____ Record list
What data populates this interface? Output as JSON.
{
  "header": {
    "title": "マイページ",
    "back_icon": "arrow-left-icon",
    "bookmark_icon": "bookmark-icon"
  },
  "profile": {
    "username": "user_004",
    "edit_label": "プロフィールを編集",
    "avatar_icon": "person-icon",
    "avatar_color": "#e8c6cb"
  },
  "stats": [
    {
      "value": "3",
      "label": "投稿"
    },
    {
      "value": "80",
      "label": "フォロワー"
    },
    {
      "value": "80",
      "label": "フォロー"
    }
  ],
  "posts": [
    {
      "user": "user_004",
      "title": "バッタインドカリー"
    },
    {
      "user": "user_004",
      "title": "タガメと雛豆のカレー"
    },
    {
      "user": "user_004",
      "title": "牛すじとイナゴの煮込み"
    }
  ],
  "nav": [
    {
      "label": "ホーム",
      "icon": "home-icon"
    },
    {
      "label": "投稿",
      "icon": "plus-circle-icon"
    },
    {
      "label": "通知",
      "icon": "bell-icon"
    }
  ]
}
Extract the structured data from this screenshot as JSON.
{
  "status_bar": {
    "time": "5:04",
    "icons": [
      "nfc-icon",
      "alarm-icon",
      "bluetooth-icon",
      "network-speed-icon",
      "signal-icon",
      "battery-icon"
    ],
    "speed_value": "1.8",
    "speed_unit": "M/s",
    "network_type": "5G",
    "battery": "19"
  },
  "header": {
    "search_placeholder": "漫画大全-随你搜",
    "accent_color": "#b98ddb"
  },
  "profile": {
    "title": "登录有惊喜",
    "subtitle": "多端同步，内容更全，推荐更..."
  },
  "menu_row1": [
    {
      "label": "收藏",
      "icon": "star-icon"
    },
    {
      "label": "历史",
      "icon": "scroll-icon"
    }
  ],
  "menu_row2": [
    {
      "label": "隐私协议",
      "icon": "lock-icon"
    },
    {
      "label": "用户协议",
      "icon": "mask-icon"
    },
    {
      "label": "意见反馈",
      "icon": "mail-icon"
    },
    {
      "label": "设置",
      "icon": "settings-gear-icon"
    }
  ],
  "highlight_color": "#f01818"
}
________
[Short task]: Find the word "data" and list each line it appears in.

[Expected answer]:
What data populates this interface? Output as JSON.
Extract the structured data from this screenshot as JSON.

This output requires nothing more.